[Directive]:
In the records below, find each line with the word "JSON" and copy it.

[Supplied data]:
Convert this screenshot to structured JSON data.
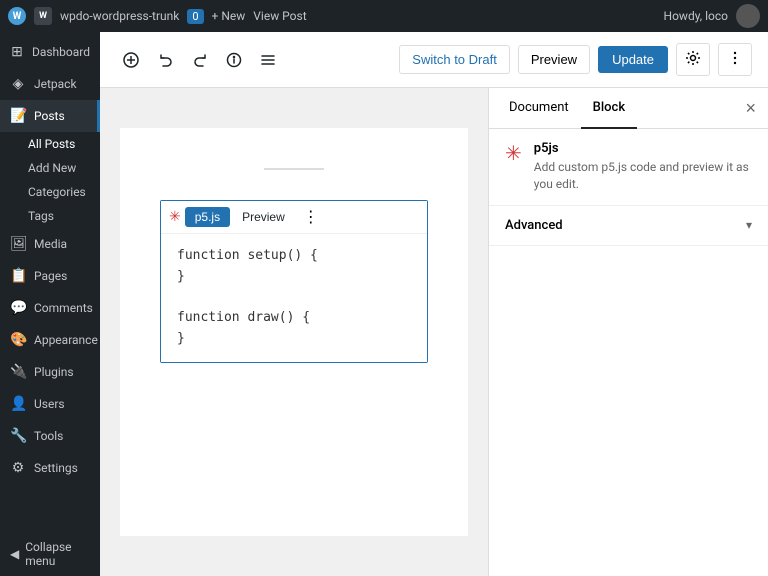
{
  "adminBar": {
    "siteName": "wpdo-wordpress-trunk",
    "commentCount": "0",
    "newLabel": "+ New",
    "viewPostLabel": "View Post",
    "howdy": "Howdy, loco"
  },
  "sidebar": {
    "items": [
      {
        "id": "dashboard",
        "label": "Dashboard",
        "icon": "⊞"
      },
      {
        "id": "jetpack",
        "label": "Jetpack",
        "icon": "◈"
      },
      {
        "id": "posts",
        "label": "Posts",
        "icon": "📄",
        "active": true
      },
      {
        "id": "media",
        "label": "Media",
        "icon": "🖼"
      },
      {
        "id": "pages",
        "label": "Pages",
        "icon": "📋"
      },
      {
        "id": "comments",
        "label": "Comments",
        "icon": "💬"
      },
      {
        "id": "appearance",
        "label": "Appearance",
        "icon": "🎨"
      },
      {
        "id": "plugins",
        "label": "Plugins",
        "icon": "🔌"
      },
      {
        "id": "users",
        "label": "Users",
        "icon": "👤"
      },
      {
        "id": "tools",
        "label": "Tools",
        "icon": "🔧"
      },
      {
        "id": "settings",
        "label": "Settings",
        "icon": "⚙"
      }
    ],
    "subItems": [
      {
        "id": "all-posts",
        "label": "All Posts",
        "active": true
      },
      {
        "id": "add-new",
        "label": "Add New"
      },
      {
        "id": "categories",
        "label": "Categories"
      },
      {
        "id": "tags",
        "label": "Tags"
      }
    ],
    "collapseLabel": "Collapse menu"
  },
  "toolbar": {
    "switchToDraftLabel": "Switch to Draft",
    "previewLabel": "Preview",
    "updateLabel": "Update"
  },
  "block": {
    "name": "p5js",
    "previewTabLabel": "Preview",
    "p5jsTabLabel": "p5.js",
    "description": "Add custom p5.js code and preview it as you edit.",
    "code": "function setup() {\n}\n\nfunction draw() {\n}"
  },
  "inspector": {
    "documentTabLabel": "Document",
    "blockTabLabel": "Block",
    "advancedSectionLabel": "Advanced"
  }
}
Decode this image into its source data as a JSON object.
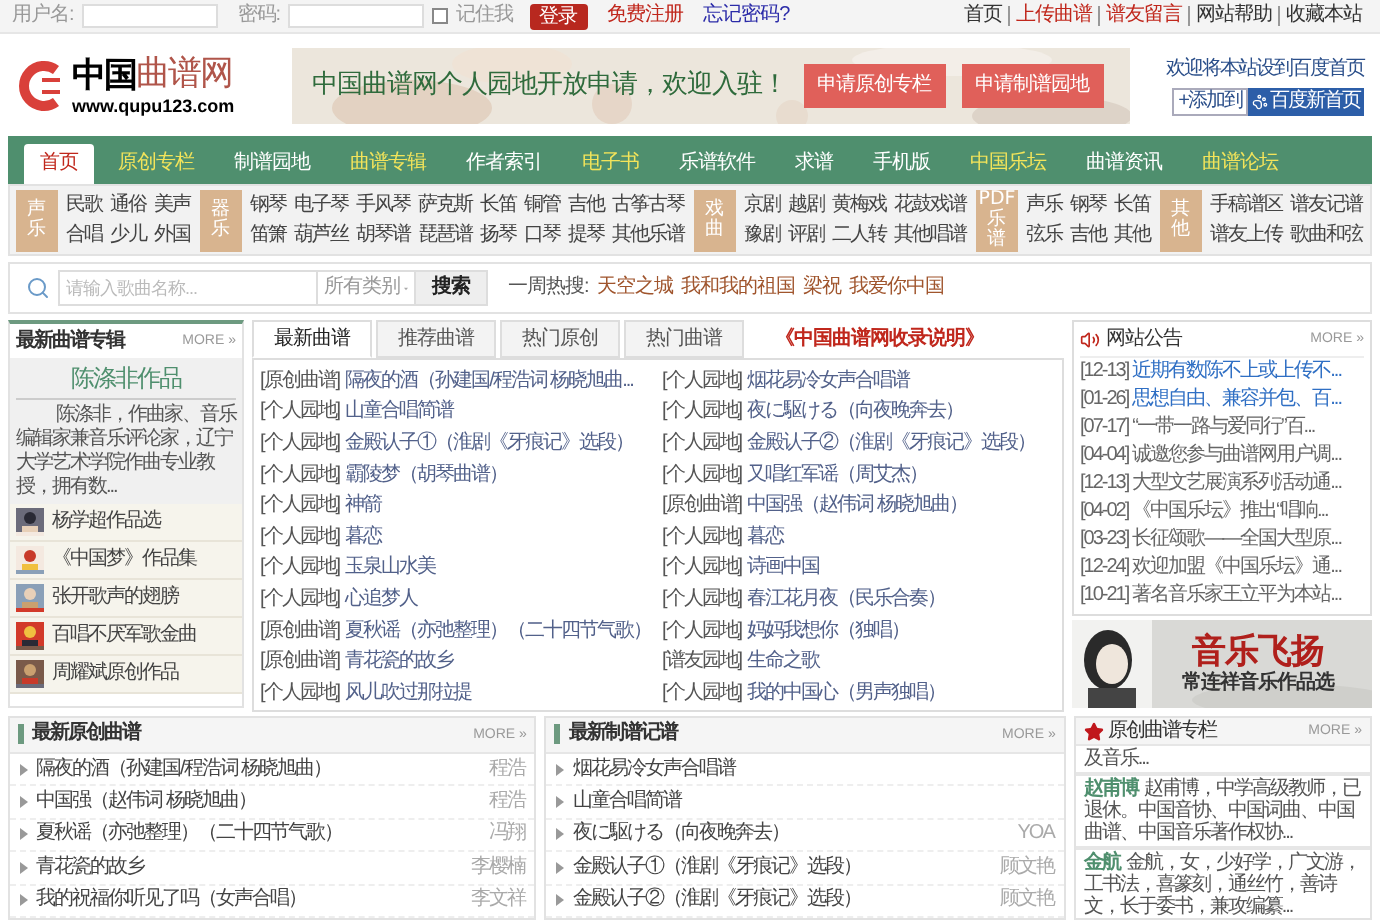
{
  "top_bar": {
    "username_label": "用户名:",
    "password_label": "密码:",
    "remember": {
      "label": "记住我",
      "checked": false
    },
    "login_button": "登录",
    "register_link": "免费注册",
    "forgot_link": "忘记密码?",
    "links": [
      {
        "label": "首页",
        "highlighted": false
      },
      {
        "label": "上传曲谱",
        "highlighted": true
      },
      {
        "label": "谱友留言",
        "highlighted": true
      },
      {
        "label": "网站帮助",
        "highlighted": false
      },
      {
        "label": "收藏本站",
        "highlighted": false
      }
    ]
  },
  "header": {
    "logo": {
      "name_a": "中国",
      "name_b": "曲谱网",
      "url": "www.qupu123.com"
    },
    "banner": {
      "slogan": "中国曲谱网个人园地开放申请，欢迎入驻！",
      "buttons": [
        "申请原创专栏",
        "申请制谱园地"
      ]
    },
    "homepage": {
      "text": "欢迎将本站设到百度首页",
      "add_button": "+添加到",
      "baidu_button": "百度新首页"
    }
  },
  "nav": [
    {
      "label": "首页",
      "selected": true,
      "highlighted": false
    },
    {
      "label": "原创专栏",
      "selected": false,
      "highlighted": true
    },
    {
      "label": "制谱园地",
      "selected": false,
      "highlighted": false
    },
    {
      "label": "曲谱专辑",
      "selected": false,
      "highlighted": true
    },
    {
      "label": "作者索引",
      "selected": false,
      "highlighted": false
    },
    {
      "label": "电子书",
      "selected": false,
      "highlighted": true
    },
    {
      "label": "乐谱软件",
      "selected": false,
      "highlighted": false
    },
    {
      "label": "求谱",
      "selected": false,
      "highlighted": false
    },
    {
      "label": "手机版",
      "selected": false,
      "highlighted": false
    },
    {
      "label": "中国乐坛",
      "selected": false,
      "highlighted": true
    },
    {
      "label": "曲谱资讯",
      "selected": false,
      "highlighted": false
    },
    {
      "label": "曲谱论坛",
      "selected": false,
      "highlighted": true
    }
  ],
  "categories": [
    {
      "label": "声乐",
      "rows": [
        [
          "民歌",
          "通俗",
          "美声"
        ],
        [
          "合唱",
          "少儿",
          "外国"
        ]
      ]
    },
    {
      "label": "器乐",
      "rows": [
        [
          "钢琴",
          "电子琴",
          "手风琴",
          "萨克斯",
          "长笛",
          "铜管",
          "吉他",
          "古筝古琴"
        ],
        [
          "笛箫",
          "葫芦丝",
          "胡琴谱",
          "琵琶谱",
          "扬琴",
          "口琴",
          "提琴",
          "其他乐谱"
        ]
      ]
    },
    {
      "label": "戏曲",
      "rows": [
        [
          "京剧",
          "越剧",
          "黄梅戏",
          "花鼓戏谱"
        ],
        [
          "豫剧",
          "评剧",
          "二人转",
          "其他唱谱"
        ]
      ]
    },
    {
      "label": "PDF乐谱",
      "rows": [
        [
          "声乐",
          "钢琴",
          "长笛"
        ],
        [
          "弦乐",
          "吉他",
          "其他"
        ]
      ]
    },
    {
      "label": "其他",
      "rows": [
        [
          "手稿谱区",
          "谱友记谱"
        ],
        [
          "谱友上传",
          "歌曲和弦"
        ]
      ]
    }
  ],
  "search": {
    "placeholder": "请输入歌曲名称...",
    "category": "所有类别",
    "button": "搜索",
    "hot_label": "一周热搜:",
    "hot": [
      "天空之城",
      "我和我的祖国",
      "梁祝",
      "我爱你中国"
    ]
  },
  "album": {
    "title": "最新曲谱专辑",
    "more": "MORE »",
    "feature_title": "陈涤非作品",
    "feature_text": "陈涤非，作曲家、音乐编辑家兼音乐评论家，辽宁大学艺术学院作曲专业教授，拥有数...",
    "items": [
      "杨学超作品选",
      "《中国梦》作品集",
      "张开歌声的翅膀",
      "百唱不厌军歌金曲",
      "周耀斌原创作品"
    ]
  },
  "scores": {
    "tabs": [
      {
        "label": "最新曲谱",
        "selected": true
      },
      {
        "label": "推荐曲谱",
        "selected": false
      },
      {
        "label": "热门原创",
        "selected": false
      },
      {
        "label": "热门曲谱",
        "selected": false
      }
    ],
    "notice_link": "《中国曲谱网收录说明》",
    "columns": [
      [
        {
          "tag": "[原创曲谱]",
          "title": "隔夜的酒（孙建国/程浩词 杨晓旭曲..."
        },
        {
          "tag": "[个人园地]",
          "title": "山童合唱简谱"
        },
        {
          "tag": "[个人园地]",
          "title": "金殿认子①（淮剧《牙痕记》选段）"
        },
        {
          "tag": "[个人园地]",
          "title": "霸陵梦（胡琴曲谱）"
        },
        {
          "tag": "[个人园地]",
          "title": "神箭"
        },
        {
          "tag": "[个人园地]",
          "title": "暮恋"
        },
        {
          "tag": "[个人园地]",
          "title": "玉泉山水美"
        },
        {
          "tag": "[个人园地]",
          "title": "心追梦人"
        },
        {
          "tag": "[原创曲谱]",
          "title": "夏秋谣（亦弛整理）（二十四节气歌）"
        },
        {
          "tag": "[原创曲谱]",
          "title": "青花瓷的故乡"
        },
        {
          "tag": "[个人园地]",
          "title": "风儿吹过那拉提"
        }
      ],
      [
        {
          "tag": "[个人园地]",
          "title": "烟花易冷女声合唱谱"
        },
        {
          "tag": "[个人园地]",
          "title": "夜に駆ける（向夜晚奔去）"
        },
        {
          "tag": "[个人园地]",
          "title": "金殿认子②（淮剧《牙痕记》选段）"
        },
        {
          "tag": "[个人园地]",
          "title": "又唱红军谣（周艾杰）"
        },
        {
          "tag": "[原创曲谱]",
          "title": "中国强（赵伟词 杨晓旭曲）"
        },
        {
          "tag": "[个人园地]",
          "title": "暮恋"
        },
        {
          "tag": "[个人园地]",
          "title": "诗画中国"
        },
        {
          "tag": "[个人园地]",
          "title": "春江花月夜（民乐合奏）"
        },
        {
          "tag": "[个人园地]",
          "title": "妈妈我想你（独唱）"
        },
        {
          "tag": "[谱友园地]",
          "title": "生命之歌"
        },
        {
          "tag": "[个人园地]",
          "title": "我的中国心（男声独唱）"
        }
      ]
    ]
  },
  "announcements": {
    "title": "网站公告",
    "more": "MORE »",
    "items": [
      {
        "date": "[12-13]",
        "title": "近期有数陈不上或上传不...",
        "highlighted": true
      },
      {
        "date": "[01-26]",
        "title": "思想自由、兼容并包、百...",
        "highlighted": true
      },
      {
        "date": "[07-17]",
        "title": "“一带一路与爱同行”百...",
        "highlighted": false
      },
      {
        "date": "[04-04]",
        "title": "诚邀您参与曲谱网用户调...",
        "highlighted": false
      },
      {
        "date": "[12-13]",
        "title": "大型文艺展演系列活动通...",
        "highlighted": false
      },
      {
        "date": "[04-02]",
        "title": "《中国乐坛》推出“唱响...",
        "highlighted": false
      },
      {
        "date": "[03-23]",
        "title": "长征颂歌——全国大型原...",
        "highlighted": false
      },
      {
        "date": "[12-24]",
        "title": "欢迎加盟《中国乐坛》通...",
        "highlighted": false
      },
      {
        "date": "[10-21]",
        "title": "著名音乐家王立平为本站...",
        "highlighted": false
      }
    ],
    "ad": {
      "title": "音乐飞扬",
      "subtitle": "常连祥音乐作品选"
    }
  },
  "latest_original": {
    "title": "最新原创曲谱",
    "more": "MORE »",
    "rows": [
      {
        "title": "隔夜的酒（孙建国/程浩词 杨晓旭曲）",
        "author": "程浩"
      },
      {
        "title": "中国强（赵伟词 杨晓旭曲）",
        "author": "程浩"
      },
      {
        "title": "夏秋谣（亦弛整理）（二十四节气歌）",
        "author": "冯翔"
      },
      {
        "title": "青花瓷的故乡",
        "author": "李樱楠"
      },
      {
        "title": "我的祝福你听见了吗（女声合唱）",
        "author": "李文祥"
      }
    ]
  },
  "latest_transcribed": {
    "title": "最新制谱记谱",
    "more": "MORE »",
    "rows": [
      {
        "title": "烟花易冷女声合唱谱"
      },
      {
        "title": "山童合唱简谱"
      },
      {
        "title": "夜に駆ける（向夜晚奔去）",
        "author": "YOA"
      },
      {
        "title": "金殿认子①（淮剧《牙痕记》选段）",
        "author": "顾文艳"
      },
      {
        "title": "金殿认子②（淮剧《牙痕记》选段）",
        "author": "顾文艳"
      }
    ]
  },
  "columnists": {
    "title": "原创曲谱专栏",
    "more": "MORE »",
    "entries": [
      {
        "text": "及音乐..."
      },
      {
        "name": "赵甫博",
        "text": "赵甫博，中学高级教师，已退休。中国音协、中国词曲、中国曲谱、中国音乐著作权协..."
      },
      {
        "name": "金航",
        "text": "金航，女，少好学，广文游，工书法，喜篆刻，通丝竹，善诗文，长于委书，兼攻编纂..."
      }
    ]
  }
}
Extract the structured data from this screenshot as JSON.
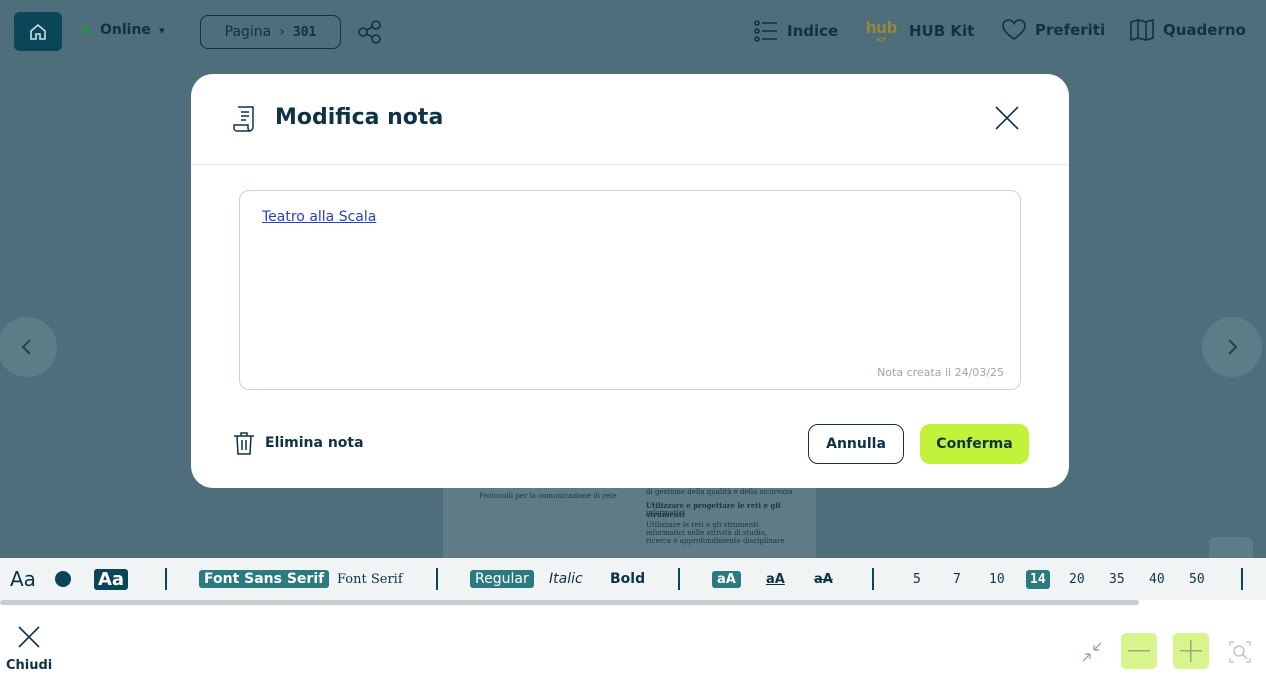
{
  "header": {
    "status_label": "Online",
    "page_label": "Pagina",
    "page_number": "301",
    "nav": {
      "indice": "Indice",
      "hub_kit": "HUB Kit",
      "preferiti": "Preferiti",
      "quaderno": "Quaderno"
    }
  },
  "book_page": {
    "left_item": "Protocolli per la comunicazione di rete",
    "right_lines": [
      "di gestione della qualità e della sicurezza",
      "Utilizzare e progettare le reti e gli strumenti",
      "informatici",
      "Utilizzare le reti e gli strumenti",
      "informatici nelle attività di studio,",
      "ricerca e approfondimento disciplinare"
    ]
  },
  "modal": {
    "title": "Modifica nota",
    "note_text": "Teatro alla Scala",
    "note_date": "Nota creata il 24/03/25",
    "delete_label": "Elimina nota",
    "cancel_label": "Annulla",
    "confirm_label": "Conferma"
  },
  "toolbar": {
    "font_size_icon": "Aa",
    "contrast_icon": "Aa",
    "font_sans": "Font Sans Serif",
    "font_serif": "Font Serif",
    "weight_regular": "Regular",
    "weight_italic": "Italic",
    "weight_bold": "Bold",
    "case_normal": "aA",
    "case_underline": "aA",
    "case_strike": "aA",
    "sizes": [
      "5",
      "7",
      "10",
      "14",
      "20",
      "35",
      "40",
      "50"
    ],
    "selected_size": "14"
  },
  "bottom": {
    "close_label": "Chiudi"
  },
  "colors": {
    "primary_dark": "#0b4558",
    "accent_green": "#c3f23a",
    "chip_teal": "#2a7a80",
    "overlay": "#4d6e7a"
  }
}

[The answer]:
Convert this screenshot to structured JSON data.
Decode this image into its source data as a JSON object.
Extract the structured data from this screenshot as JSON.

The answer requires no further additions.